Copy every line of the following data that includes the string "from".

━━━━━━

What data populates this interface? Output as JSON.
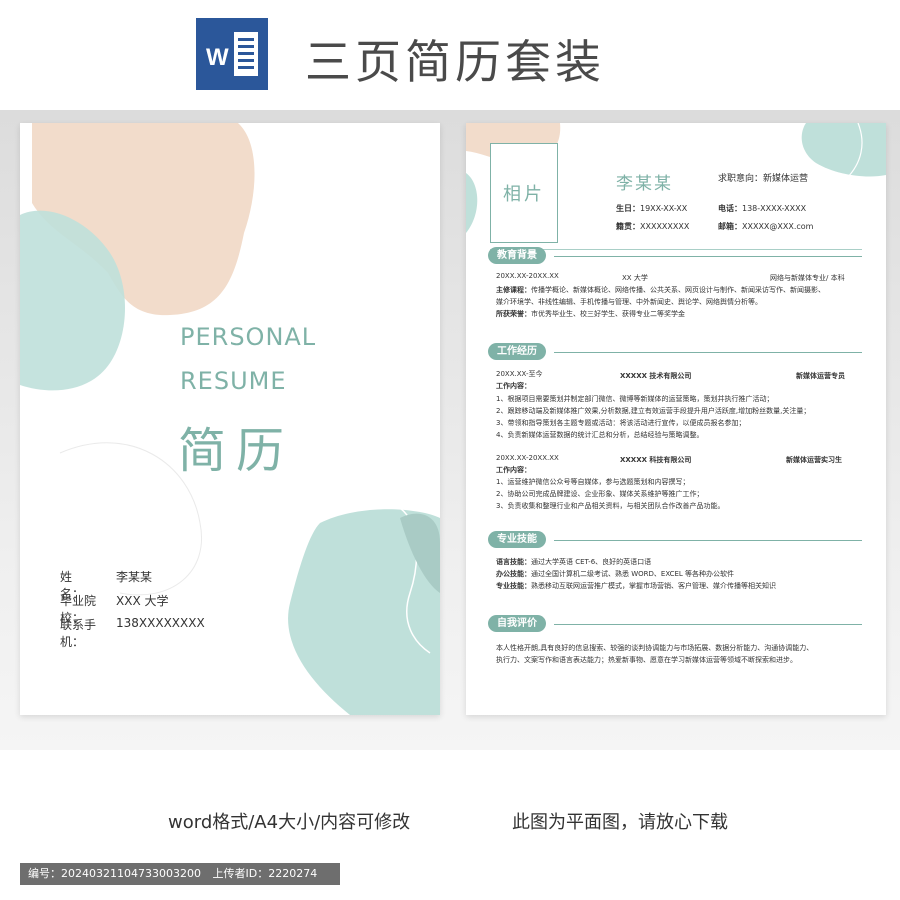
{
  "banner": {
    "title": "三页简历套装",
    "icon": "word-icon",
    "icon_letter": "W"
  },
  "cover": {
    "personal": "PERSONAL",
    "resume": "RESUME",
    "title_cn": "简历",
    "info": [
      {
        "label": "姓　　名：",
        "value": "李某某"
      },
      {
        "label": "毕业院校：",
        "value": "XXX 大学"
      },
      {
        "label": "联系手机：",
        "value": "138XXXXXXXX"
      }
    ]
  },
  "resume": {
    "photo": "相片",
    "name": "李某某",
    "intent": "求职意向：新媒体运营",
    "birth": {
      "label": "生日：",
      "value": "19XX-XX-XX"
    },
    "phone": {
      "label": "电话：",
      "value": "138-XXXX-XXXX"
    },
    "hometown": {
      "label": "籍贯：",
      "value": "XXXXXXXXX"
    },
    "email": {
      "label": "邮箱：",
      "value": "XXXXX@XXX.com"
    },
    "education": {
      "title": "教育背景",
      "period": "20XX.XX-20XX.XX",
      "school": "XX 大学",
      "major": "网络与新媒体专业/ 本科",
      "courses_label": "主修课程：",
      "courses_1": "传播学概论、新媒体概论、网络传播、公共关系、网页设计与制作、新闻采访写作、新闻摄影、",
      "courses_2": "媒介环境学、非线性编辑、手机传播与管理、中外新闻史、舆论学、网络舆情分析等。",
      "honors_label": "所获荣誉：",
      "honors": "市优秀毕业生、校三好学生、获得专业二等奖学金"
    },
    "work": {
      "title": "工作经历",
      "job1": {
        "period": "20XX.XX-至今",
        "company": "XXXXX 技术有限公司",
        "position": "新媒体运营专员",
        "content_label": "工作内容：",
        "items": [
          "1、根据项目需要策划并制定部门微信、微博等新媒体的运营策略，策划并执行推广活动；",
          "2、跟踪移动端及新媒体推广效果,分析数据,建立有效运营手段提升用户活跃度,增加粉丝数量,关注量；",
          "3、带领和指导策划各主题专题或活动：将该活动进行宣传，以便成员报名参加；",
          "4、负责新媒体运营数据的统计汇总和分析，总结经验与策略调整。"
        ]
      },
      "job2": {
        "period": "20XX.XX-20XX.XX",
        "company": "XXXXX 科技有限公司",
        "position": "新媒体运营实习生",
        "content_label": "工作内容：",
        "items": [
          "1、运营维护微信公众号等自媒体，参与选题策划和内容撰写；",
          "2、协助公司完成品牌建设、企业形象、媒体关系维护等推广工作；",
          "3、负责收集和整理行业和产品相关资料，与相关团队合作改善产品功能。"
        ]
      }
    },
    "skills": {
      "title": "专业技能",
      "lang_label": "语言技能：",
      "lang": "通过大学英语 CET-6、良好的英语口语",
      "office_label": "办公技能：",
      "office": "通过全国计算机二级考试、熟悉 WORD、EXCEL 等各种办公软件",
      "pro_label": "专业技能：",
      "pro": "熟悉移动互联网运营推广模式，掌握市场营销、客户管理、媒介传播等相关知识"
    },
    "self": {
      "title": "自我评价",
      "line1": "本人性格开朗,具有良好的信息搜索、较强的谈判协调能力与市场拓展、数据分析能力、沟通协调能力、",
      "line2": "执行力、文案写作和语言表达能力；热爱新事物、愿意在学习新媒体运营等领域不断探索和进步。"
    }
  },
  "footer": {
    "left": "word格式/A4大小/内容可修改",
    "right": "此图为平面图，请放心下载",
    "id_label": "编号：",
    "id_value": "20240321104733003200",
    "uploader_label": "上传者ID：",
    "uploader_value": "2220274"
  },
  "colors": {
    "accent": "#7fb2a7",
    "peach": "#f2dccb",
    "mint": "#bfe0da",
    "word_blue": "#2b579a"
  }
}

━━━━━━

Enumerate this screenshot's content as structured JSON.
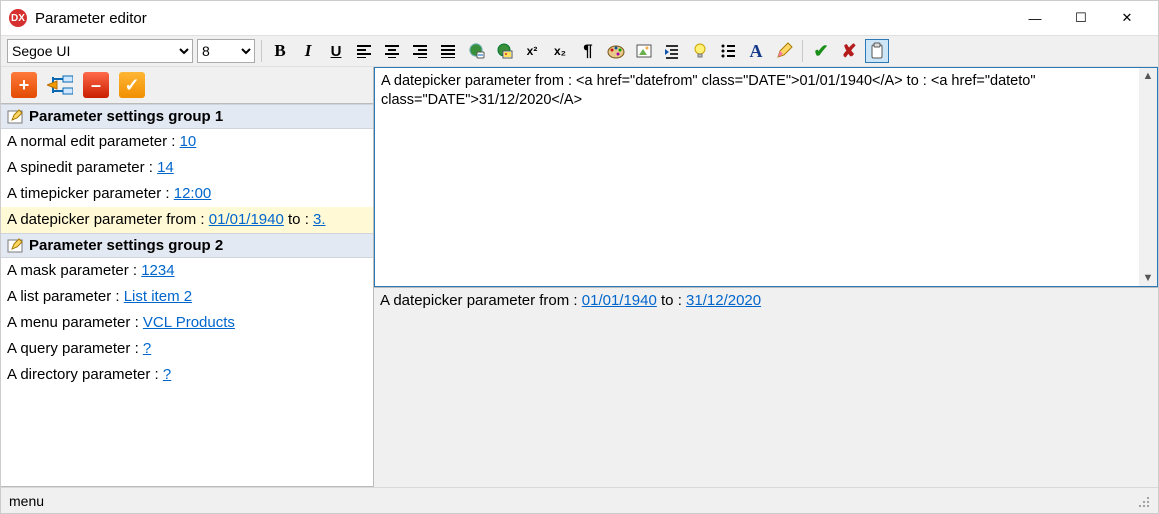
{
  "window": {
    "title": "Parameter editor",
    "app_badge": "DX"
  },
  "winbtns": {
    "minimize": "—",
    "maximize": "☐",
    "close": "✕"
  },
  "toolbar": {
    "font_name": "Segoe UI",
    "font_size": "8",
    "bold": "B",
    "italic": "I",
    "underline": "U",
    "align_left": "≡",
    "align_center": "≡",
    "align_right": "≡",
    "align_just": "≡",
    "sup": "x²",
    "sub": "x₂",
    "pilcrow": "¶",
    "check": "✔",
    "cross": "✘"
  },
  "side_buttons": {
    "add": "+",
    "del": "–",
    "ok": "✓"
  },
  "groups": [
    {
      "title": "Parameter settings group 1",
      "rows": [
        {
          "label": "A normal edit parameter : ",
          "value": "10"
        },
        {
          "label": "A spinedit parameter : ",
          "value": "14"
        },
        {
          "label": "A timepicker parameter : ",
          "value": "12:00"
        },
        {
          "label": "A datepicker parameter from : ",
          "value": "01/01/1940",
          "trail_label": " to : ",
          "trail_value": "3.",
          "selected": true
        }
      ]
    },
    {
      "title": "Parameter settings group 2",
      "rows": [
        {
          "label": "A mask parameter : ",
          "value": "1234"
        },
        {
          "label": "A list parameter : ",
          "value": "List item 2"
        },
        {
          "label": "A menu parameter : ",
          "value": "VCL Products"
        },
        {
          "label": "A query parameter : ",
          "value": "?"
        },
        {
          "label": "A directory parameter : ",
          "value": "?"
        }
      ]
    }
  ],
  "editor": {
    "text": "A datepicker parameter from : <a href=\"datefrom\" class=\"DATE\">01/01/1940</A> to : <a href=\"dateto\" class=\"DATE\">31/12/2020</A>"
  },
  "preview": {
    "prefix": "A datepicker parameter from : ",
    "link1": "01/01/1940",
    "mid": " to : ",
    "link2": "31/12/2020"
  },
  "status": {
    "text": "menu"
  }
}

━━━━━━

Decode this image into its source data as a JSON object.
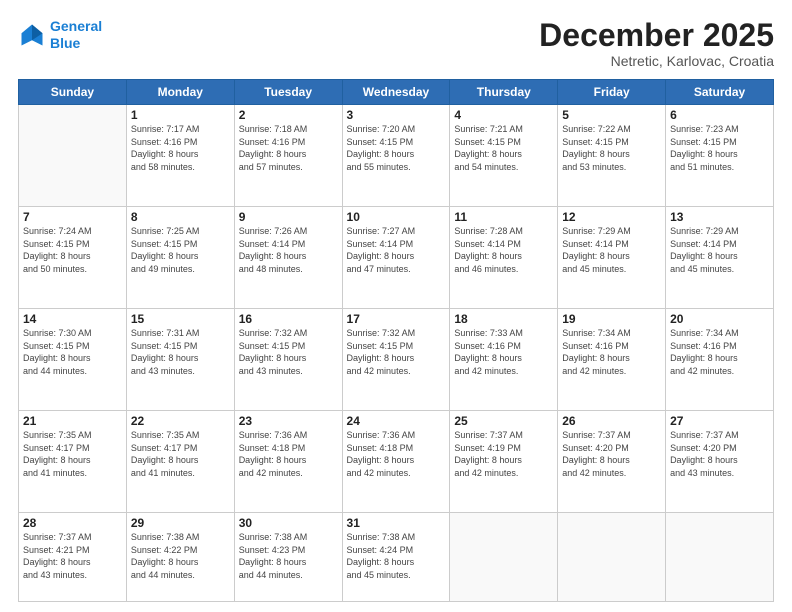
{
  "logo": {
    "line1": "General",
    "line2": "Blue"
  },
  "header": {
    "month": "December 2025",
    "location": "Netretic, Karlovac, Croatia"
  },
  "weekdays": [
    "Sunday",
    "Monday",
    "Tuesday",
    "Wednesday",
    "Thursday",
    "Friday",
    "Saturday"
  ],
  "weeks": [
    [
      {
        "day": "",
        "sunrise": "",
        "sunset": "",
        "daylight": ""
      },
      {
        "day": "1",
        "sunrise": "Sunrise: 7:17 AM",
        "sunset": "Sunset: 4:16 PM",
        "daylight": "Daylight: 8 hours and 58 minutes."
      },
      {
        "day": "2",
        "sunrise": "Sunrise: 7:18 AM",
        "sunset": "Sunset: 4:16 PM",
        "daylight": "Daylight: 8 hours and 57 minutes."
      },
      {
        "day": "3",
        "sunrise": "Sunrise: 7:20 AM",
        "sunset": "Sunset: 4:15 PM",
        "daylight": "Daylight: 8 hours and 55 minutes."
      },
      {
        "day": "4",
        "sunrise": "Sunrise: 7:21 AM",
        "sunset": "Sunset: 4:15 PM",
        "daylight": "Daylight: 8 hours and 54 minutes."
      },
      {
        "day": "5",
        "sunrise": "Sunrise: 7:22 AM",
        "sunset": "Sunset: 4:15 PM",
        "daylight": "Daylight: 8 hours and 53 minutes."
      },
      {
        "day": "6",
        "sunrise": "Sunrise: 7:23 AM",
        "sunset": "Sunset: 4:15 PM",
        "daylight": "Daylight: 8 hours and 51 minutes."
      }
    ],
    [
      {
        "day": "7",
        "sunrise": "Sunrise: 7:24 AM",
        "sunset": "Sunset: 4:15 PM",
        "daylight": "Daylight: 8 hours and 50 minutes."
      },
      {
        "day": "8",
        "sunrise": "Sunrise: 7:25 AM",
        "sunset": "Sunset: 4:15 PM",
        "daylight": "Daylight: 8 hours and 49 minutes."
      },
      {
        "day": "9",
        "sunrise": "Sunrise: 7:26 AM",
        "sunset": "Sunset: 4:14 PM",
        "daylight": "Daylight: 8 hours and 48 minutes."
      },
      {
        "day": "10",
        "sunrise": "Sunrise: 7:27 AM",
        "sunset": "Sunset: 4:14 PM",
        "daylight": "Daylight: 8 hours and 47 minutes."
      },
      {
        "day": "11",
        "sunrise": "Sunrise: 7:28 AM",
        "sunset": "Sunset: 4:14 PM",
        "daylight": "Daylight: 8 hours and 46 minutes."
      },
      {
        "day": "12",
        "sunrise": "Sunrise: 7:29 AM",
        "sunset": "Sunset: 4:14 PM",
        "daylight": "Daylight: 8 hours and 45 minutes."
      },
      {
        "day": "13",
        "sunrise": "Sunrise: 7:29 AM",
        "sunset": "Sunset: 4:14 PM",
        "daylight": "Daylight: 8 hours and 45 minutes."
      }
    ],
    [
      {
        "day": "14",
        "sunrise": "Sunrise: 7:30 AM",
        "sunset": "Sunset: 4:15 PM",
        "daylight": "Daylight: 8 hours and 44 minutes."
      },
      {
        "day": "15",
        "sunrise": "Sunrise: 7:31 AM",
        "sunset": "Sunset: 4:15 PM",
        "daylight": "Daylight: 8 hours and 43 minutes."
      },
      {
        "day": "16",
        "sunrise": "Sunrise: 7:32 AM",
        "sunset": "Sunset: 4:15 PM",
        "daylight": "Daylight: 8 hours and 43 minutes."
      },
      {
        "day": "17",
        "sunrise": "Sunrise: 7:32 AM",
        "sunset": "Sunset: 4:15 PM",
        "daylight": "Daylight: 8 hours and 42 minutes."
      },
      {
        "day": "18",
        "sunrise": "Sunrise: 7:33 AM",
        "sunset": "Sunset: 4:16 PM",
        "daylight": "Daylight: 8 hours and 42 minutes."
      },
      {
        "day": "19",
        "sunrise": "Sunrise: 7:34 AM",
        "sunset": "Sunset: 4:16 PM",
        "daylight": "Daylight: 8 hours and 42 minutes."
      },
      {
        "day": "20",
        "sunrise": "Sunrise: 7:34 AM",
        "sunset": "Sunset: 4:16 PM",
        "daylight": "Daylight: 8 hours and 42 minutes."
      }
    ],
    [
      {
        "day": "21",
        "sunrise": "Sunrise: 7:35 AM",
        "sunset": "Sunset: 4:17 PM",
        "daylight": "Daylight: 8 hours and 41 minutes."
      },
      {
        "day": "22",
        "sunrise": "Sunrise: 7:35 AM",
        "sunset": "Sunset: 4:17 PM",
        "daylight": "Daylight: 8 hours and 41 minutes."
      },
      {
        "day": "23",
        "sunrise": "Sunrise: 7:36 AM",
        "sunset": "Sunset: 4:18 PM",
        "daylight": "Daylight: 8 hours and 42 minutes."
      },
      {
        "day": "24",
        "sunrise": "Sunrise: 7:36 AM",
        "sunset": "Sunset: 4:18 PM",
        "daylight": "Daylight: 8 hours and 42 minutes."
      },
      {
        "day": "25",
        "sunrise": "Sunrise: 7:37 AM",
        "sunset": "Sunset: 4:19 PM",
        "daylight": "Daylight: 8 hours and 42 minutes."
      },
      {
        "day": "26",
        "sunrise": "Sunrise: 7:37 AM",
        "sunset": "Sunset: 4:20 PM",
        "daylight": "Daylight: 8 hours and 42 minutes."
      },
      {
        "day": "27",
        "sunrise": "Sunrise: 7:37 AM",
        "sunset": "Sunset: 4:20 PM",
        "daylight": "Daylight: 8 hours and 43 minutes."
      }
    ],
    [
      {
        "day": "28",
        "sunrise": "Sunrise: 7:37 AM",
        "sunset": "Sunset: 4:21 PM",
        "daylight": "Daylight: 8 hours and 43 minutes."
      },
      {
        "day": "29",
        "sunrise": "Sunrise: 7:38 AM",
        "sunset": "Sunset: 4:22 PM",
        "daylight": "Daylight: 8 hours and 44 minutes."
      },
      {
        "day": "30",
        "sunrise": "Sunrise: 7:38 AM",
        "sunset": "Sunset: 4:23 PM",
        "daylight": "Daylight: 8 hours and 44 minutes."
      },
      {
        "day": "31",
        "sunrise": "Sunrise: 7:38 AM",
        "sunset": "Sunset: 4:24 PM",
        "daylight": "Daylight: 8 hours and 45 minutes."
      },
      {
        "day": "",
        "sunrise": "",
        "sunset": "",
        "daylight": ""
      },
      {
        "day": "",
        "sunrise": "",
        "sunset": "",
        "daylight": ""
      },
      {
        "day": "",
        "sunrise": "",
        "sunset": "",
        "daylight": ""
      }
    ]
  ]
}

━━━━━━

### The reply
          "label": "A datepicker parameter from : ",
    "text": "A datepicker parameter from : <a href=\"datefrom\" class=\"DATE\">01/01/1940</A> to : <a href=\"dateto\" class=\"DATE\">31/12/2020</A>"
    "prefix": "A datepicker parameter from : ",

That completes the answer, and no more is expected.